Go through the entries below and print each one exactly, leaving out pictures.

-- Start Input records --

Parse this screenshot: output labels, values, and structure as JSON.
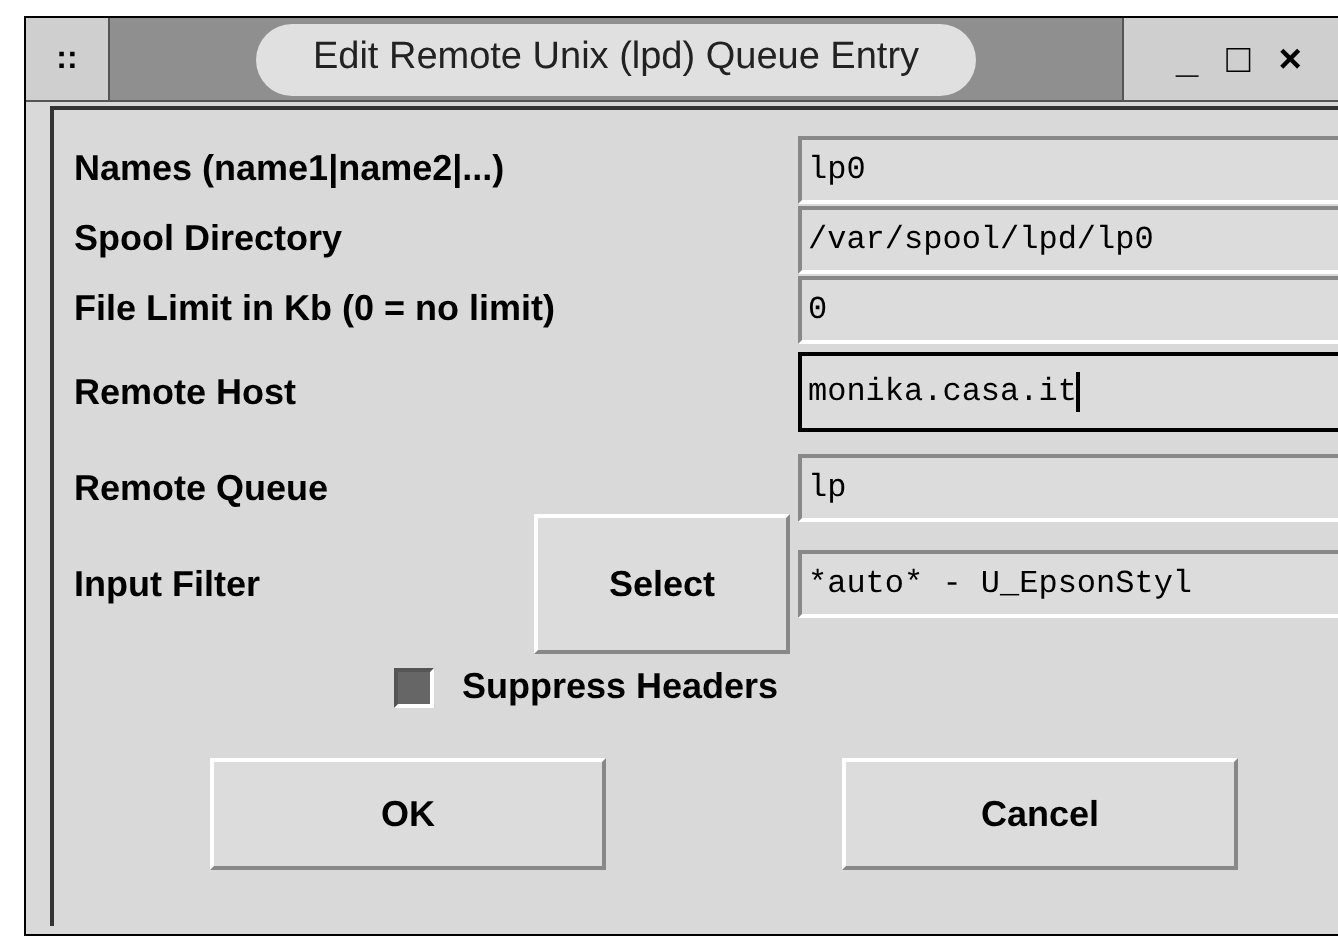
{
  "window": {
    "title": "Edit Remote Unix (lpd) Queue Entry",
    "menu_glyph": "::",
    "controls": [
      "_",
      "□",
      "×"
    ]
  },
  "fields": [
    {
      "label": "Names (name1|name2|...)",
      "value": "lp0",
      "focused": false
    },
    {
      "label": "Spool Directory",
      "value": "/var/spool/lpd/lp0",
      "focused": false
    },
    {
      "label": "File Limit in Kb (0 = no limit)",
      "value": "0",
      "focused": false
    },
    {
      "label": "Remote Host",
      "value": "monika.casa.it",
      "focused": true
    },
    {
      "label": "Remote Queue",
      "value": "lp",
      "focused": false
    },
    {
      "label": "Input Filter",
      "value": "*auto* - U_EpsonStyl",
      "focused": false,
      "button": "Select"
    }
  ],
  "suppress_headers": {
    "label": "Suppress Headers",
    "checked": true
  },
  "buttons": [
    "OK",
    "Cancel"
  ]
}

-- End Input records --

Solution to this problem:
Parse this screenshot: output labels, values, and structure as JSON.
{
  "window": {
    "title": "Edit Remote Unix (lpd) Queue Entry",
    "menu_glyph": "::",
    "controls": [
      "_",
      "□",
      "×"
    ]
  },
  "fields": [
    {
      "label": "Names (name1|name2|...)",
      "value": "lp0",
      "focused": false
    },
    {
      "label": "Spool Directory",
      "value": "/var/spool/lpd/lp0",
      "focused": false
    },
    {
      "label": "File Limit in Kb (0 = no limit)",
      "value": "0",
      "focused": false
    },
    {
      "label": "Remote Host",
      "value": "monika.casa.it",
      "focused": true
    },
    {
      "label": "Remote Queue",
      "value": "lp",
      "focused": false
    },
    {
      "label": "Input Filter",
      "value": "*auto* - U_EpsonStyl",
      "focused": false,
      "button": "Select"
    }
  ],
  "suppress_headers": {
    "label": "Suppress Headers",
    "checked": true
  },
  "buttons": [
    "OK",
    "Cancel"
  ]
}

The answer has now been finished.